- _What you have to do_
Return all entries word for word, but drop any images.

Dataset records:
###
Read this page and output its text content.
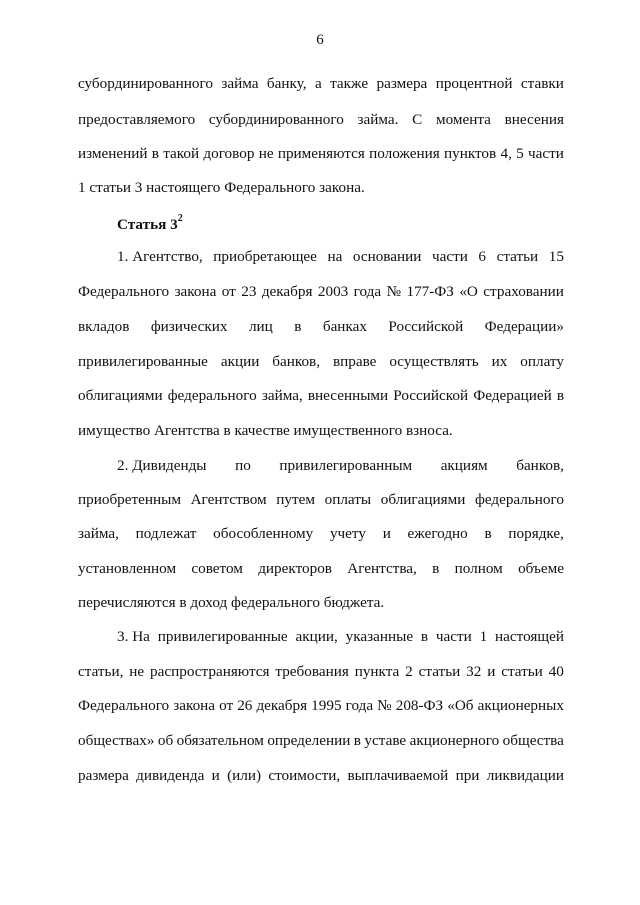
6
субординированного займа банку, а также размера процентной ставки
предоставляемого субординированного займа. С момента внесения
изменений в такой договор не применяются положения пунктов 4, 5 части
1 статьи 3 настоящего Федерального закона.
Статья $3^2$
1. Агентство, приобретающее на основании части 6 статьи 15
Федерального закона от 23 декабря 2003 года № 177-ФЗ «О страховании
вкладов физических лиц в банках Российской Федерации»
привилегированные акции банков, вправе осуществлять их оплату
облигациями федерального займа, внесенными Российской Федерацией в
имущество Агентства в качестве имущественного взноса.
2. Дивиденды по привилегированным акциям банков,
приобретенным Агентством путем оплаты облигациями федерального
займа, подлежат обособленному учету и ежегодно в порядке,
установленном советом директоров Агентства, в полном объеме
перечисляются в доход федерального бюджета.
3. На привилегированные акции, указанные в части 1 настоящей
статьи, не распространяются требования пункта 2 статьи 32 и статьи 40
Федерального закона от 26 декабря 1995 года № 208-ФЗ «Об акционерных
обществах» об обязательном определении в уставе акционерного общества
размера дивиденда и (или) стоимости, выплачиваемой при ликвидации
###
- _Completed task_
Read this page and output its text content.
6
субординированного займа банку, а также размера процентной ставки
предоставляемого субординированного займа. С момента внесения
изменений в такой договор не применяются положения пунктов 4, 5 части
1 статьи 3 настоящего Федерального закона.
Статья $3^2$
1. Агентство, приобретающее на основании части 6 статьи 15
Федерального закона от 23 декабря 2003 года № 177-ФЗ «О страховании
вкладов физических лиц в банках Российской Федерации»
привилегированные акции банков, вправе осуществлять их оплату
облигациями федерального займа, внесенными Российской Федерацией в
имущество Агентства в качестве имущественного взноса.
2. Дивиденды по привилегированным акциям банков,
приобретенным Агентством путем оплаты облигациями федерального
займа, подлежат обособленному учету и ежегодно в порядке,
установленном советом директоров Агентства, в полном объеме
перечисляются в доход федерального бюджета.
3. На привилегированные акции, указанные в части 1 настоящей
статьи, не распространяются требования пункта 2 статьи 32 и статьи 40
Федерального закона от 26 декабря 1995 года № 208-ФЗ «Об акционерных
обществах» об обязательном определении в уставе акционерного общества
размера дивиденда и (или) стоимости, выплачиваемой при ликвидации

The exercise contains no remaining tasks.